▶ What the task asks: Turn the rows below into a numbered list, skipping any blank lines and leaving out the pictures.

Data listing:
━━━━

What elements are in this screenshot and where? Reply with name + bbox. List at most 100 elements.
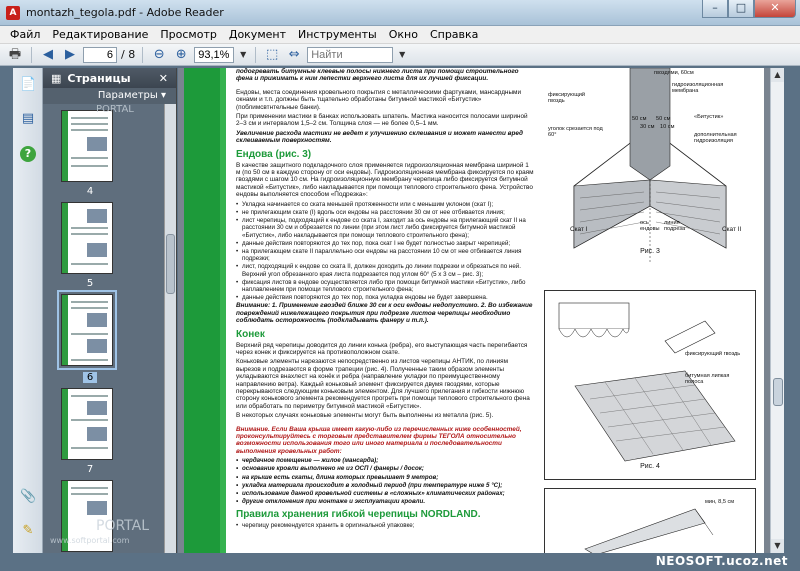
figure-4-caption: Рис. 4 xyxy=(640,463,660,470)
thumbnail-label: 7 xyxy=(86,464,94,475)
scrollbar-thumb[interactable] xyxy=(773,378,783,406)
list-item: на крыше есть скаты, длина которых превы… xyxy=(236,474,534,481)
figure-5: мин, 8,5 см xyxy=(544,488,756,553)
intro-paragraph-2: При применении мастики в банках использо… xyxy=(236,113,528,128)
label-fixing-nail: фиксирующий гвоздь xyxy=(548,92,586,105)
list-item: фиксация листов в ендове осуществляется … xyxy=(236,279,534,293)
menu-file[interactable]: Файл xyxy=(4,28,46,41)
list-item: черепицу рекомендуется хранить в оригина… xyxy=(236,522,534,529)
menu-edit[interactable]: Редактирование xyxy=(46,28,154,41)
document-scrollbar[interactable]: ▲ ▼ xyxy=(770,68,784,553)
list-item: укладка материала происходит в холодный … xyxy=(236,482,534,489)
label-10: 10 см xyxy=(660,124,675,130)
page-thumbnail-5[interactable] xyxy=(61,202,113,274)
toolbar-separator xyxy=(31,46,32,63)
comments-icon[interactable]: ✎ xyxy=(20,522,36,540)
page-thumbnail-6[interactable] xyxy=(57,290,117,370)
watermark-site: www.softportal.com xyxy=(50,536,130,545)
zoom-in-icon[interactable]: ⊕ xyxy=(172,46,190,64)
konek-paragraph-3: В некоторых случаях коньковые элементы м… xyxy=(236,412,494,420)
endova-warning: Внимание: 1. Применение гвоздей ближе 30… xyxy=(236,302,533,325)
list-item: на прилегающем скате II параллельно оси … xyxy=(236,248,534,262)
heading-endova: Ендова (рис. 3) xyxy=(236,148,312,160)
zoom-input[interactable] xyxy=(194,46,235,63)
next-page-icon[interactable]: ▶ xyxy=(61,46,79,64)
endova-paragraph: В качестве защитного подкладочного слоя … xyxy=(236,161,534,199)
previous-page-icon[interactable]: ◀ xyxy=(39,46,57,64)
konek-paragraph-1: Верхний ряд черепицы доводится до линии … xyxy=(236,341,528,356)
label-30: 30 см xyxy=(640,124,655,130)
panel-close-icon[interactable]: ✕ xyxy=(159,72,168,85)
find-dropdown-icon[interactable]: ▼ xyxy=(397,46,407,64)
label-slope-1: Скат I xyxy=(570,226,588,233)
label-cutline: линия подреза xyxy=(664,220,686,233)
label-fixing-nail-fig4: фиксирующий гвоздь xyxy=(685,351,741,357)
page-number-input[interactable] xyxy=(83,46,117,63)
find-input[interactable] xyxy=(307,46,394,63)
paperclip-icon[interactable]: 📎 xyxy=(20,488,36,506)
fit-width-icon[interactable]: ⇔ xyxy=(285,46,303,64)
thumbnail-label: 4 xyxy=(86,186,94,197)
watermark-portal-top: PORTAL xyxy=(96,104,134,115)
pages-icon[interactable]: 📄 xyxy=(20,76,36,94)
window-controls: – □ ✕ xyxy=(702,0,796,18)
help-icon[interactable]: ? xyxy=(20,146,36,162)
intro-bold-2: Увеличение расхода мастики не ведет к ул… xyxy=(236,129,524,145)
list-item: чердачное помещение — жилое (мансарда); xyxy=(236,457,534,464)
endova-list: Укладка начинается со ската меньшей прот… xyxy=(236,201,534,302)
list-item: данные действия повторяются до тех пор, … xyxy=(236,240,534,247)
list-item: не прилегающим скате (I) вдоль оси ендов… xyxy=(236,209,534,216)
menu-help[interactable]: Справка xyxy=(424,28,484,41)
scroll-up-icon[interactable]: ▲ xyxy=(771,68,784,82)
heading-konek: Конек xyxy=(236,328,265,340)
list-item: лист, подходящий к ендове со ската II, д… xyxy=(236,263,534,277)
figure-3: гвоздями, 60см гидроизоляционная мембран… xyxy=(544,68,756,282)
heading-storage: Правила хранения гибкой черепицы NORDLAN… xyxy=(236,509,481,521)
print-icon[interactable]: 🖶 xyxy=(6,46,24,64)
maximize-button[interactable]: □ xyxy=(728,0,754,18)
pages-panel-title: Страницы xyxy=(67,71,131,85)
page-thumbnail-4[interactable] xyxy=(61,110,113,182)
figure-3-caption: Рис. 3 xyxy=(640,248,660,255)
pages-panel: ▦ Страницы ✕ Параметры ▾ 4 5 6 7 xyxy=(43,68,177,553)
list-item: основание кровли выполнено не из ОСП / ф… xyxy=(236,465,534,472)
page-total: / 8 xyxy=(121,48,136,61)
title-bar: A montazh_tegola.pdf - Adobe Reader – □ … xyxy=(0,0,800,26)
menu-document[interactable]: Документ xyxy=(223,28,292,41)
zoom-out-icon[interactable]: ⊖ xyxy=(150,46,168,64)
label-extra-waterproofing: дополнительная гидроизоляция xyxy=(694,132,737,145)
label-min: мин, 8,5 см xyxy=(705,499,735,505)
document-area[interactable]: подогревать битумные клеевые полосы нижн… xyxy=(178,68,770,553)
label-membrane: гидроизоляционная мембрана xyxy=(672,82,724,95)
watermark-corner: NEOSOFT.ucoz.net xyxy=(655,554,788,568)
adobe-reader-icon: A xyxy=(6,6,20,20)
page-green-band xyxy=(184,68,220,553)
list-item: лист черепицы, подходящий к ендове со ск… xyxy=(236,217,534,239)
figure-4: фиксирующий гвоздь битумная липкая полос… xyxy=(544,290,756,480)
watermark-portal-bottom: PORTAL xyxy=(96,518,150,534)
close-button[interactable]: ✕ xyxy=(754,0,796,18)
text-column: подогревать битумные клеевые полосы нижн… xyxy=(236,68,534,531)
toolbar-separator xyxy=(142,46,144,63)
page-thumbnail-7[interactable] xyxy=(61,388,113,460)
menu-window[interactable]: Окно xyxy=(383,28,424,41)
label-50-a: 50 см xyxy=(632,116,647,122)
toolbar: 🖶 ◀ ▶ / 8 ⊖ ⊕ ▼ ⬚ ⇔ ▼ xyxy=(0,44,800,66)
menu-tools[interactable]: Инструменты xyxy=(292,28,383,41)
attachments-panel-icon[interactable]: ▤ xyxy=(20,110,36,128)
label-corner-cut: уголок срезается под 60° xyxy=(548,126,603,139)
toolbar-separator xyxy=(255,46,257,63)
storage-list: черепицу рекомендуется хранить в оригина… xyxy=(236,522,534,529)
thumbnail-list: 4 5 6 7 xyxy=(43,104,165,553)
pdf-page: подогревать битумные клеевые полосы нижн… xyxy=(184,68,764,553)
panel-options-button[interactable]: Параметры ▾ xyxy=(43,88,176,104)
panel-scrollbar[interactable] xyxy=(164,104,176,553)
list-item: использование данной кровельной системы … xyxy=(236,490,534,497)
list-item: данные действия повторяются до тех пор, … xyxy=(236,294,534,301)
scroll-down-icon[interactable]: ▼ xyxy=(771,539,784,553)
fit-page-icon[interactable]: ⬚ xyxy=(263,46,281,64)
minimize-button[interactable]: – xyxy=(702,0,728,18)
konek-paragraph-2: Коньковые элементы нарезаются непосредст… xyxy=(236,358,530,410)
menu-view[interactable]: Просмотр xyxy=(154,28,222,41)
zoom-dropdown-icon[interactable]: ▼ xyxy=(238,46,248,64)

━━━━

▶ Solution to this problem:
1. What elements are in this screenshot and where? Reply with name + bbox. List at most 100 elements.
2. figure-4-caption: Рис. 4 xyxy=(640,463,660,470)
3. thumbnail-label: 7 xyxy=(86,464,94,475)
4. scrollbar-thumb[interactable] xyxy=(773,378,783,406)
5. list-item: на крыше есть скаты, длина которых превы… xyxy=(236,474,534,481)
6. figure-5: мин, 8,5 см xyxy=(544,488,756,553)
7. intro-paragraph-2: При применении мастики в банках использо… xyxy=(236,113,528,128)
8. label-fixing-nail: фиксирующий гвоздь xyxy=(548,92,586,105)
9. list-item: фиксация листов в ендове осуществляется … xyxy=(236,279,534,293)
10. menu-file[interactable]: Файл xyxy=(4,28,46,41)
11. list-item: черепицу рекомендуется хранить в оригина… xyxy=(236,522,534,529)
12. menu-edit[interactable]: Редактирование xyxy=(46,28,154,41)
13. document-scrollbar[interactable]: ▲ ▼ xyxy=(770,68,784,553)
14. list-item: укладка материала происходит в холодный … xyxy=(236,482,534,489)
15. label-10: 10 см xyxy=(660,124,675,130)
16. page-thumbnail-5[interactable] xyxy=(61,202,113,274)
17. toolbar-separator xyxy=(31,46,32,63)
18. comments-icon[interactable]: ✎ xyxy=(20,522,36,540)
19. page-thumbnail-6[interactable] xyxy=(57,290,117,370)
20. watermark-site: www.softportal.com xyxy=(50,536,130,545)
21. zoom-in-icon[interactable]: ⊕ xyxy=(172,46,190,64)
22. konek-paragraph-3: В некоторых случаях коньковые элементы м… xyxy=(236,412,494,420)
23. endova-warning: Внимание: 1. Применение гвоздей ближе 30… xyxy=(236,302,533,325)
24. list-item: на прилегающем скате II параллельно оси … xyxy=(236,248,534,262)
25. heading-endova: Ендова (рис. 3) xyxy=(236,148,312,160)
26. zoom-input[interactable] xyxy=(194,46,235,63)
27. next-page-icon[interactable]: ▶ xyxy=(61,46,79,64)
28. endova-paragraph: В качестве защитного подкладочного слоя … xyxy=(236,161,534,199)
29. previous-page-icon[interactable]: ◀ xyxy=(39,46,57,64)
30. konek-paragraph-1: Верхний ряд черепицы доводится до линии … xyxy=(236,341,528,356)
31. label-30: 30 см xyxy=(640,124,655,130)
32. panel-close-icon[interactable]: ✕ xyxy=(159,72,168,85)
33. find-dropdown-icon[interactable]: ▼ xyxy=(397,46,407,64)
34. label-slope-1: Скат I xyxy=(570,226,588,233)
35. label-cutline: линия подреза xyxy=(664,220,686,233)
36. label-fixing-nail-fig4: фиксирующий гвоздь xyxy=(685,351,741,357)
37. page-number-input[interactable] xyxy=(83,46,117,63)
38. find-input[interactable] xyxy=(307,46,394,63)
39. paperclip-icon[interactable]: 📎 xyxy=(20,488,36,506)
40. fit-width-icon[interactable]: ⇔ xyxy=(285,46,303,64)
41. thumbnail-label: 4 xyxy=(86,186,94,197)
42. watermark-portal-top: PORTAL xyxy=(96,104,134,115)
43. pages-icon[interactable]: 📄 xyxy=(20,76,36,94)
44. window-controls: – □ ✕ xyxy=(702,0,796,18)
45. help-icon[interactable]: ? xyxy=(20,146,36,162)
46. intro-bold-2: Увеличение расхода мастики не ведет к ул… xyxy=(236,129,524,145)
47. list-item: чердачное помещение — жилое (мансарда); xyxy=(236,457,534,464)
48. endova-list: Укладка начинается со ската меньшей прот… xyxy=(236,201,534,302)
49. list-item: данные действия повторяются до тех пор, … xyxy=(236,240,534,247)
50. list-item: не прилегающим скате (I) вдоль оси ендов… xyxy=(236,209,534,216)
51. menu-help[interactable]: Справка xyxy=(424,28,484,41)
52. scroll-up-icon[interactable]: ▲ xyxy=(771,68,784,82)
53. heading-konek: Конек xyxy=(236,328,265,340)
54. list-item: лист, подходящий к ендове со ската II, д… xyxy=(236,263,534,277)
55. figure-3: гвоздями, 60см гидроизоляционная мембран… xyxy=(544,68,756,282)
56. heading-storage: Правила хранения гибкой черепицы NORDLAN… xyxy=(236,509,481,521)
57. print-icon[interactable]: 🖶 xyxy=(6,46,24,64)
58. maximize-button[interactable]: □ xyxy=(728,0,754,18)
59. pages-panel-title: Страницы xyxy=(67,71,131,85)
60. page-thumbnail-4[interactable] xyxy=(61,110,113,182)
61. figure-3-caption: Рис. 3 xyxy=(640,248,660,255)
62. pages-panel: ▦ Страницы ✕ Параметры ▾ 4 5 6 7 xyxy=(43,68,177,553)
63. list-item: основание кровли выполнено не из ОСП / ф… xyxy=(236,465,534,472)
64. page-total: / 8 xyxy=(121,48,136,61)
65. title-bar: A montazh_tegola.pdf - Adobe Reader – □ … xyxy=(0,0,800,26)
66. menu-document[interactable]: Документ xyxy=(223,28,292,41)
67. zoom-out-icon[interactable]: ⊖ xyxy=(150,46,168,64)
68. label-extra-waterproofing: дополнительная гидроизоляция xyxy=(694,132,737,145)
69. label-min: мин, 8,5 см xyxy=(705,499,735,505)
70. document-area[interactable]: подогревать битумные клеевые полосы нижн… xyxy=(178,68,770,553)
71. label-membrane: гидроизоляционная мембрана xyxy=(672,82,724,95)
72. watermark-corner: NEOSOFT.ucoz.net xyxy=(655,554,788,568)
73. adobe-reader-icon: A xyxy=(6,6,20,20)
74. page-green-band xyxy=(184,68,220,553)
75. list-item: лист черепицы, подходящий к ендове со ск… xyxy=(236,217,534,239)
76. figure-4: фиксирующий гвоздь битумная липкая полос… xyxy=(544,290,756,480)
77. watermark-portal-bottom: PORTAL xyxy=(96,518,150,534)
78. close-button[interactable]: ✕ xyxy=(754,0,796,18)
79. text-column: подогревать битумные клеевые полосы нижн… xyxy=(236,68,534,531)
80. toolbar-separator xyxy=(142,46,144,63)
81. page-thumbnail-7[interactable] xyxy=(61,388,113,460)
82. menu-window[interactable]: Окно xyxy=(383,28,424,41)
83. label-50-a: 50 см xyxy=(632,116,647,122)
84. toolbar: 🖶 ◀ ▶ / 8 ⊖ ⊕ ▼ ⬚ ⇔ ▼ xyxy=(0,44,800,66)
85. menu-tools[interactable]: Инструменты xyxy=(292,28,383,41)
86. attachments-panel-icon[interactable]: ▤ xyxy=(20,110,36,128)
87. label-corner-cut: уголок срезается под 60° xyxy=(548,126,603,139)
88. toolbar-separator xyxy=(255,46,257,63)
89. storage-list: черепицу рекомендуется хранить в оригина… xyxy=(236,522,534,529)
90. thumbnail-list: 4 5 6 7 xyxy=(43,104,165,553)
91. pdf-page: подогревать битумные клеевые полосы нижн… xyxy=(184,68,764,553)
92. panel-options-button[interactable]: Параметры ▾ xyxy=(43,88,176,104)
93. panel-scrollbar[interactable] xyxy=(164,104,176,553)
94. list-item: использование данной кровельной системы … xyxy=(236,490,534,497)
95. list-item: данные действия повторяются до тех пор, … xyxy=(236,294,534,301)
96. scroll-down-icon[interactable]: ▼ xyxy=(771,539,784,553)
97. fit-page-icon[interactable]: ⬚ xyxy=(263,46,281,64)
98. minimize-button[interactable]: – xyxy=(702,0,728,18)
99. konek-paragraph-2: Коньковые элементы нарезаются непосредст… xyxy=(236,358,530,410)
100. menu-view[interactable]: Просмотр xyxy=(154,28,222,41)
101. zoom-dropdown-icon[interactable]: ▼ xyxy=(238,46,248,64)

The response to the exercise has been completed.